>> START

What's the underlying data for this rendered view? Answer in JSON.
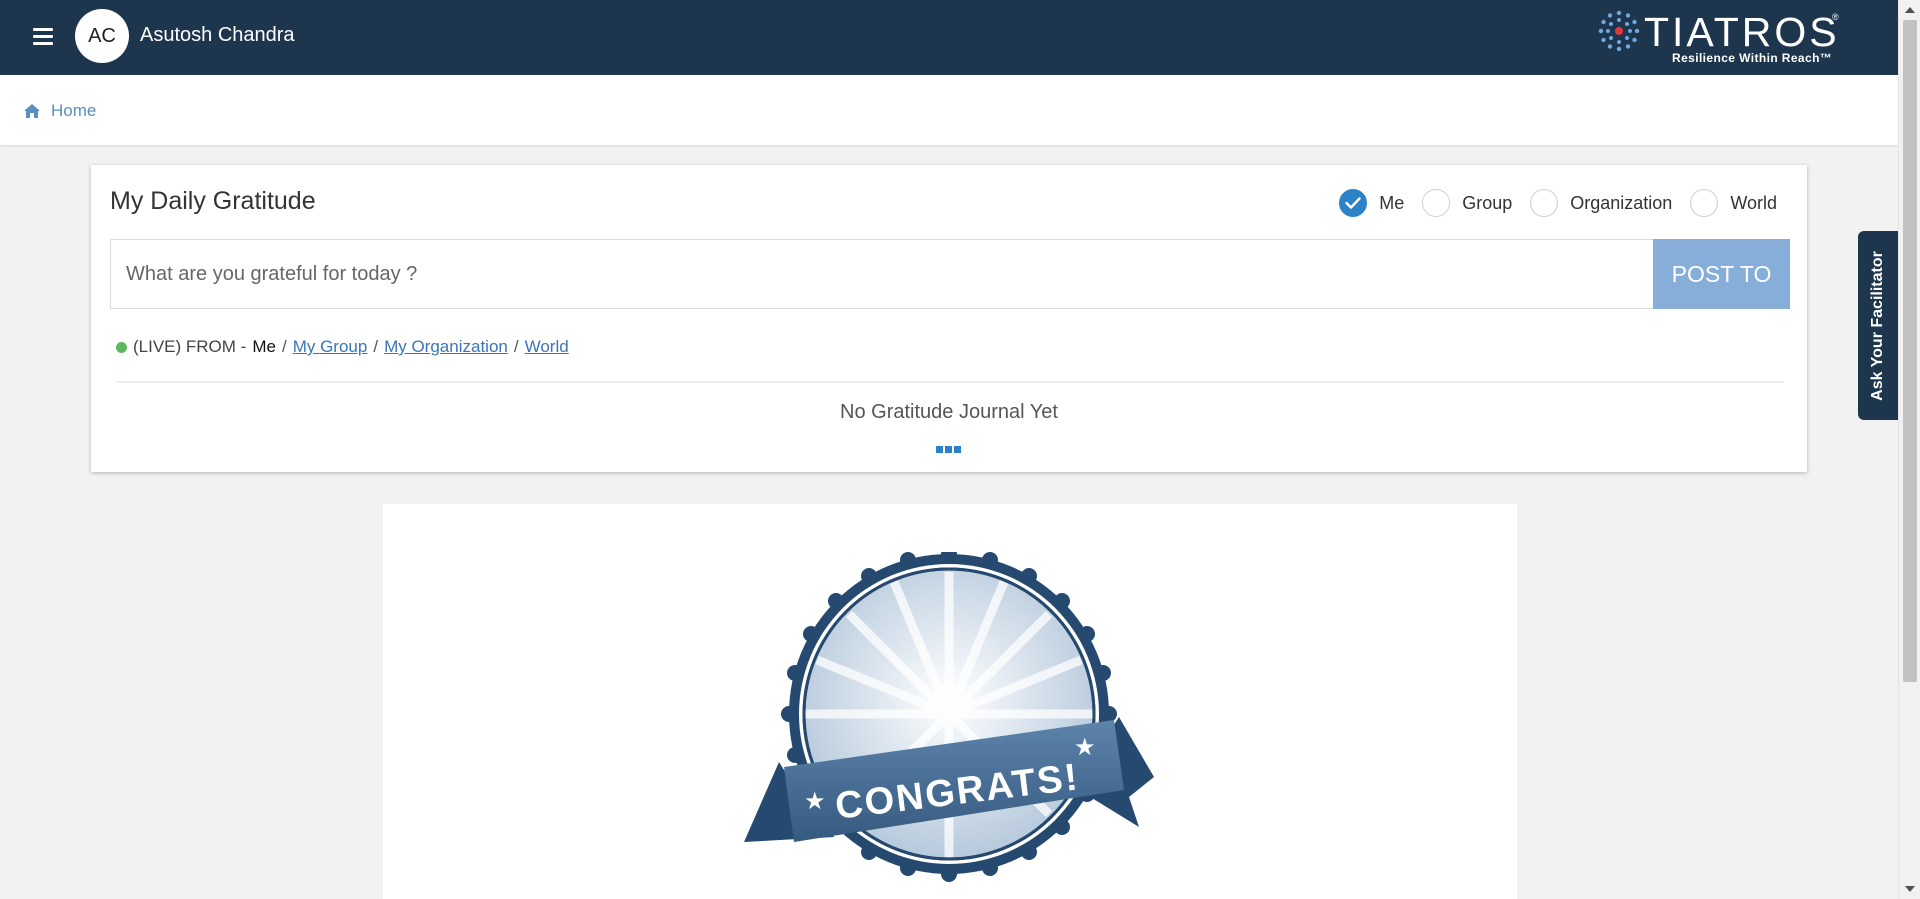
{
  "header": {
    "avatar_initials": "AC",
    "user_name": "Asutosh Chandra",
    "logo": {
      "word": "TIATROS",
      "registered_mark": "®",
      "tagline": "Resilience Within Reach™"
    },
    "menu_icon": "hamburger-icon"
  },
  "breadcrumb": {
    "icon": "home-icon",
    "label": "Home"
  },
  "gratitude": {
    "title": "My Daily Gratitude",
    "audience_options": [
      {
        "label": "Me",
        "checked": true
      },
      {
        "label": "Group",
        "checked": false
      },
      {
        "label": "Organization",
        "checked": false
      },
      {
        "label": "World",
        "checked": false
      }
    ],
    "input_placeholder": "What are you grateful for today ?",
    "post_button": "POST TO",
    "feed_prefix": "(LIVE) FROM -",
    "feed_me": "Me",
    "feed_separator": "/",
    "feed_links": [
      "My Group",
      "My Organization",
      "World"
    ],
    "empty_message": "No Gratitude Journal Yet"
  },
  "congrats": {
    "badge_text": "CONGRATS!",
    "star": "★"
  },
  "side_tab": {
    "label": "Ask Your Facilitator"
  },
  "colors": {
    "header_bg": "#1d364d",
    "accent": "#2a82c9",
    "post_button_bg": "#86aed8",
    "link": "#3a76b7",
    "live_dot": "#5cb85c"
  }
}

>> END

▸ Task goal:
Without including any pictures, please restate all the records exactly.

▸ Finished exercise:
What's the underlying data for this rendered view? Answer in JSON.
{
  "header": {
    "avatar_initials": "AC",
    "user_name": "Asutosh Chandra",
    "logo": {
      "word": "TIATROS",
      "registered_mark": "®",
      "tagline": "Resilience Within Reach™"
    },
    "menu_icon": "hamburger-icon"
  },
  "breadcrumb": {
    "icon": "home-icon",
    "label": "Home"
  },
  "gratitude": {
    "title": "My Daily Gratitude",
    "audience_options": [
      {
        "label": "Me",
        "checked": true
      },
      {
        "label": "Group",
        "checked": false
      },
      {
        "label": "Organization",
        "checked": false
      },
      {
        "label": "World",
        "checked": false
      }
    ],
    "input_placeholder": "What are you grateful for today ?",
    "post_button": "POST TO",
    "feed_prefix": "(LIVE) FROM -",
    "feed_me": "Me",
    "feed_separator": "/",
    "feed_links": [
      "My Group",
      "My Organization",
      "World"
    ],
    "empty_message": "No Gratitude Journal Yet"
  },
  "congrats": {
    "badge_text": "CONGRATS!",
    "star": "★"
  },
  "side_tab": {
    "label": "Ask Your Facilitator"
  },
  "colors": {
    "header_bg": "#1d364d",
    "accent": "#2a82c9",
    "post_button_bg": "#86aed8",
    "link": "#3a76b7",
    "live_dot": "#5cb85c"
  }
}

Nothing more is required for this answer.